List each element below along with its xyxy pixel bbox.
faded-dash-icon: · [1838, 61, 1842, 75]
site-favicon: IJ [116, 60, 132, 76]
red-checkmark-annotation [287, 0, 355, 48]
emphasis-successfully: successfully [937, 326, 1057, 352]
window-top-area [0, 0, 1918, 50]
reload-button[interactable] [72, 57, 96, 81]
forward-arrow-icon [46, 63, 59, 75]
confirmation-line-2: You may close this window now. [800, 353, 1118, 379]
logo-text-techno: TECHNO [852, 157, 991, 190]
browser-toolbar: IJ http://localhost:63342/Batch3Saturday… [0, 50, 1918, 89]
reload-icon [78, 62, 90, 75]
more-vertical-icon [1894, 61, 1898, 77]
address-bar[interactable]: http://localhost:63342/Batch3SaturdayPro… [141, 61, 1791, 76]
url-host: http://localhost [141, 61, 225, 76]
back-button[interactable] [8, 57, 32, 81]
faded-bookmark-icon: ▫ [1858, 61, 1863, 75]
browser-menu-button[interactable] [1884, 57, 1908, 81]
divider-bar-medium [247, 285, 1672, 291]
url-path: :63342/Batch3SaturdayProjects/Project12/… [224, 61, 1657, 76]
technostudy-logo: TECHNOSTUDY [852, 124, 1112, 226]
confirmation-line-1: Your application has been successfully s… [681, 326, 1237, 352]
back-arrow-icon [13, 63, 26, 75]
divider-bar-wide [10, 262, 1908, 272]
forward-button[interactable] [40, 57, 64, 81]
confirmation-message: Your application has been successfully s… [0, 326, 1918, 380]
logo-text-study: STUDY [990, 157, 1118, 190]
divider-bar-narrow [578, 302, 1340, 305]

- - - -

Return every line of the records above that contains the string "logo", copying each line in full.

▶ _WRITTEN SOLUTION_:
logo-text-techno: TECHNO [852, 157, 991, 190]
technostudy-logo: TECHNOSTUDY [852, 124, 1112, 226]
logo-text-study: STUDY [990, 157, 1118, 190]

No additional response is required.